__Was gebraucht wird__.
Gib bitte den Abschnitt aus dem Interview über Krebsratgeber wörtlich wieder: Beginne bei den Worten „Reinker: Es steht“ und hör nach „die anderen Ratgeber.“ auf.

__Vorgegebener Text__.
---

Susanne Reinker: Ich finde es zum einen wichtig, dass man so schreibt, wie man spricht. So bekommen mehr Menschen Zugang zu den Stoffen und können so ein Buch auch besser verstehen. Mir ging außerdem diese typische Krebsratgeber-Sprache auf den Wecker. Mir ist natürlich klar, dass Autoren oft Angst haben, durch eine direkte Sprache, einem Leser, der schwer krank ist, zu nahe zu treten.
Glauben Sie, dass es Krebskranken guttun kann, wenn jemand die Dinge klar beim Namen nennt?
Reinker: Es steht ja immer das Klischee im Raum, dass der Mensch mit Krebs, bald sterben wird. Wer möchte denn dann noch einen Ratgeber lesen, der so betulich, bleischwer und bierernst daherkommt? Das macht die Sache für uns als Krebse überhaupt nicht besser. Das macht uns die eigene Vergänglichkeit nur noch viel bewusster. Ich habe mich mit solchen Büchern immer unwohl gefühlt. Deshalb dachte ich, ich bin selbst betroffen. Ich darf das. Mir ist bewusst, dass ich sicher den einen oder anderen damit vor den Kopf stoße. Aber ich finde es wichtig, dieses Angebot zu machen. Wem die Sprache zu radikal ist, für den gibt es all die anderen Ratgeber.

---

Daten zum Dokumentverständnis
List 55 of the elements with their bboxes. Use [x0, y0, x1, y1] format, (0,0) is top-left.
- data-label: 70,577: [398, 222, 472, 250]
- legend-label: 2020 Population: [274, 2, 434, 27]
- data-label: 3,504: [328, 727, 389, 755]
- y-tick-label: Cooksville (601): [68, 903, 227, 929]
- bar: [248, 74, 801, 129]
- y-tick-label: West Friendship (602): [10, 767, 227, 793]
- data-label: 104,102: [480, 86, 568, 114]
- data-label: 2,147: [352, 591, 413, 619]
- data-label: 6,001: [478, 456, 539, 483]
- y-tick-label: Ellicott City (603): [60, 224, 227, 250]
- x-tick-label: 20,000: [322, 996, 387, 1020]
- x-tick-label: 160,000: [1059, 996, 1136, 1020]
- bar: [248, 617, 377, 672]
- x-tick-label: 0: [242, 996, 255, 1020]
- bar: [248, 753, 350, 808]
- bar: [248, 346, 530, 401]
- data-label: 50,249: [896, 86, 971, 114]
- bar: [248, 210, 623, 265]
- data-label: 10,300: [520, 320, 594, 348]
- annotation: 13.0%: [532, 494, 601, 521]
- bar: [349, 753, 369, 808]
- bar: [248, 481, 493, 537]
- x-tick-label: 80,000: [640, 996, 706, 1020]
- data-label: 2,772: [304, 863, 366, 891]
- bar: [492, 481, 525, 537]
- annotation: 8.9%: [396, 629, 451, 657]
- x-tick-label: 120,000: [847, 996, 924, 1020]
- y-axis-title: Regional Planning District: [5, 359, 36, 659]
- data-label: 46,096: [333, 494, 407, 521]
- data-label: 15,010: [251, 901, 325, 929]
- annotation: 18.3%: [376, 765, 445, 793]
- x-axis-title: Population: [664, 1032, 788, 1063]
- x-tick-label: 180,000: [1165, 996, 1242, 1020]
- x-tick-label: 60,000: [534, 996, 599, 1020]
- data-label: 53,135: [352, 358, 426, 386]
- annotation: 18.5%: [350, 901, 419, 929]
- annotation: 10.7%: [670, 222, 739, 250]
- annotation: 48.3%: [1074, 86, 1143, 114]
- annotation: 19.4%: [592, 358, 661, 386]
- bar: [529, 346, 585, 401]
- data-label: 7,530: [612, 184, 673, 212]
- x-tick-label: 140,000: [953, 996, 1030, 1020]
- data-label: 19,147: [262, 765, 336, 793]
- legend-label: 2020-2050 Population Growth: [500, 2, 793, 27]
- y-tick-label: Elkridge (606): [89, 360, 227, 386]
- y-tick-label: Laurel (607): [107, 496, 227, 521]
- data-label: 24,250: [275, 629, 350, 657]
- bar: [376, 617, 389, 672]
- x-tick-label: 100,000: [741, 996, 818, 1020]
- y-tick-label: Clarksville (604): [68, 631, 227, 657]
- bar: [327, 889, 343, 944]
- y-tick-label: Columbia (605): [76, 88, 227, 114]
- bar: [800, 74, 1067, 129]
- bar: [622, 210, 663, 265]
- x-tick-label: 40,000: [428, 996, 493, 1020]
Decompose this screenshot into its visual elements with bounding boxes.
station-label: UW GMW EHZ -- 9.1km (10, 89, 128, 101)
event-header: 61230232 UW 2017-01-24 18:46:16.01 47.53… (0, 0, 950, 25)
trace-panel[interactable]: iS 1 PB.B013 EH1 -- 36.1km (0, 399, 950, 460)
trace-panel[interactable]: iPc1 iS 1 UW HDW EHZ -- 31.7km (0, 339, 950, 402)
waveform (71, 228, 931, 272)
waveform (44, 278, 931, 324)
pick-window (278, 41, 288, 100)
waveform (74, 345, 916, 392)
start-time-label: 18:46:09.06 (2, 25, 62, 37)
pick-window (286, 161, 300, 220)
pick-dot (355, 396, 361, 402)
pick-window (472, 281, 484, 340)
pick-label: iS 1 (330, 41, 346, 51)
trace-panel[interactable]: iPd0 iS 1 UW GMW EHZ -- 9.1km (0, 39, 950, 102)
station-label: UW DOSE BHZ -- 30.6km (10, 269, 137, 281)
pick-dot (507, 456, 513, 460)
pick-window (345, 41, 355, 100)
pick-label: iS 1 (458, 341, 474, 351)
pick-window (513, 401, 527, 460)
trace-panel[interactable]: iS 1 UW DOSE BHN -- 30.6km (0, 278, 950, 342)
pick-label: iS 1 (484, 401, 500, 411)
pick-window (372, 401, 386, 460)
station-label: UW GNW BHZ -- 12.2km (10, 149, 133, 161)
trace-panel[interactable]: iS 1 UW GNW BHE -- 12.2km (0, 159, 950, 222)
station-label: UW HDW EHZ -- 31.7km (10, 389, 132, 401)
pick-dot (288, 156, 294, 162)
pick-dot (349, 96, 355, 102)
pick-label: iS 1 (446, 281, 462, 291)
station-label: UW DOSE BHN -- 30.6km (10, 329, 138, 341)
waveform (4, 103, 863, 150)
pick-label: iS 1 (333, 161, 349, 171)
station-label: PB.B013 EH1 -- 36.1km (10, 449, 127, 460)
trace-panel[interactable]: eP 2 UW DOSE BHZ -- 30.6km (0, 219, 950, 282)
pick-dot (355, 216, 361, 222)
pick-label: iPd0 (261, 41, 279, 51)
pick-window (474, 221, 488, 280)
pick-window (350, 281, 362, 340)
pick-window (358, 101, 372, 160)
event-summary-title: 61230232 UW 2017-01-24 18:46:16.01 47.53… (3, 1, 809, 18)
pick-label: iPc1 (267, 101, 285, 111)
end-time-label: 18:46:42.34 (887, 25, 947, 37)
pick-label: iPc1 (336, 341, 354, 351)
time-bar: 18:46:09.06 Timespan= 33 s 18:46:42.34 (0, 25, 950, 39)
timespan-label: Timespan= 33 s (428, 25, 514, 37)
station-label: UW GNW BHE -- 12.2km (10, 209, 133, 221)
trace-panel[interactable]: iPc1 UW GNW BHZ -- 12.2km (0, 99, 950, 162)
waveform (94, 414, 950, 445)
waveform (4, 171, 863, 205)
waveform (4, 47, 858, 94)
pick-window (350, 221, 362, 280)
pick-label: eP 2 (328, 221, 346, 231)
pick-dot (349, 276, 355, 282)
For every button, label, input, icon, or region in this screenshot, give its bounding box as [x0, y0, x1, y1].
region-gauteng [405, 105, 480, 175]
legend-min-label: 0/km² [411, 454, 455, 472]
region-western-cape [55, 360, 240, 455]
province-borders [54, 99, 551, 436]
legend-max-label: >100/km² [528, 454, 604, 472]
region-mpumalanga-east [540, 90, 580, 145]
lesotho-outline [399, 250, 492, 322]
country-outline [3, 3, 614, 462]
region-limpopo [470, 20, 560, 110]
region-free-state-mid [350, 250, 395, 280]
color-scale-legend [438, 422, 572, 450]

---

__Ergebnis__.
Reinker: Es steht ja immer das Klischee im Raum, dass der Mensch mit Krebs, bald sterben wird. Wer möchte denn dann noch einen Ratgeber lesen, der so betulich, bleischwer und bierernst daherkommt? Das macht die Sache für uns als Krebse überhaupt nicht besser. Das macht uns die eigene Vergänglichkeit nur noch viel bewusster. Ich habe mich mit solchen Büchern immer unwohl gefühlt. Deshalb dachte ich, ich bin selbst betroffen. Ich darf das. Mir ist bewusst, dass ich sicher den einen oder anderen damit vor den Kopf stoße. Aber ich finde es wichtig, dieses Angebot zu machen. Wem die Sprache zu radikal ist, für den gibt es all die anderen Ratgeber.